- WRITTEN TASK:
Reproduce each of the following records verbatim, line by line, without any alteration.

- SOURCE MATERIAL:
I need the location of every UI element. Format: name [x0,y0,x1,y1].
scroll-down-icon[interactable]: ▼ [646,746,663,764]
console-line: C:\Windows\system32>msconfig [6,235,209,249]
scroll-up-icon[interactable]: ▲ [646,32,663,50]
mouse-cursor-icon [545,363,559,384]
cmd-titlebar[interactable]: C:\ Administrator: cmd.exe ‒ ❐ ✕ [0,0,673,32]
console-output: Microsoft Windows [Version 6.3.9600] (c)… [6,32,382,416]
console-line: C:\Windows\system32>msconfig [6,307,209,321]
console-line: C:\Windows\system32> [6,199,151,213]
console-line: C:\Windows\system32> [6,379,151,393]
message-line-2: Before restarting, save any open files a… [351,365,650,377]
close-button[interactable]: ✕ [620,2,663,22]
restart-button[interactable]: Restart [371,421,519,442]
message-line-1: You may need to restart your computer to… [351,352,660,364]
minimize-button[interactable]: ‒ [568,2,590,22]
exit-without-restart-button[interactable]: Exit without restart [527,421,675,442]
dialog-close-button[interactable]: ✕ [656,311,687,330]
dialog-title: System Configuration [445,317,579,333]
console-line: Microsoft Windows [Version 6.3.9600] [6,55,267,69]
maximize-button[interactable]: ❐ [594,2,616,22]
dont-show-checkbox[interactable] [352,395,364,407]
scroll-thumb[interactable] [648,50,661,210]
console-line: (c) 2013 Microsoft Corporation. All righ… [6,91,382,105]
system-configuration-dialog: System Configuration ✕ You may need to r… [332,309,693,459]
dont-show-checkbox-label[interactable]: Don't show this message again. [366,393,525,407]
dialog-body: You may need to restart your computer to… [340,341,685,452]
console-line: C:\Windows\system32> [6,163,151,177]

- RESPONSE TO THIS EXERCISE:
I need the location of every UI element. Format: name [x0,y0,x1,y1].
scroll-down-icon[interactable]: ▼ [646,746,663,764]
console-line: C:\Windows\system32>msconfig [6,235,209,249]
scroll-up-icon[interactable]: ▲ [646,32,663,50]
mouse-cursor-icon [545,363,559,384]
cmd-titlebar[interactable]: C:\ Administrator: cmd.exe ‒ ❐ ✕ [0,0,673,32]
console-output: Microsoft Windows [Version 6.3.9600] (c)… [6,32,382,416]
console-line: C:\Windows\system32>msconfig [6,307,209,321]
console-line: C:\Windows\system32> [6,199,151,213]
console-line: C:\Windows\system32> [6,379,151,393]
message-line-2: Before restarting, save any open files a… [351,365,650,377]
close-button[interactable]: ✕ [620,2,663,22]
restart-button[interactable]: Restart [371,421,519,442]
message-line-1: You may need to restart your computer to… [351,352,660,364]
minimize-button[interactable]: ‒ [568,2,590,22]
exit-without-restart-button[interactable]: Exit without restart [527,421,675,442]
dialog-close-button[interactable]: ✕ [656,311,687,330]
dialog-title: System Configuration [445,317,579,333]
console-line: Microsoft Windows [Version 6.3.9600] [6,55,267,69]
maximize-button[interactable]: ❐ [594,2,616,22]
dont-show-checkbox[interactable] [352,395,364,407]
scroll-thumb[interactable] [648,50,661,210]
console-line: (c) 2013 Microsoft Corporation. All righ… [6,91,382,105]
system-configuration-dialog: System Configuration ✕ You may need to r… [332,309,693,459]
dont-show-checkbox-label[interactable]: Don't show this message again. [366,393,525,407]
dialog-body: You may need to restart your computer to… [340,341,685,452]
console-line: C:\Windows\system32> [6,163,151,177]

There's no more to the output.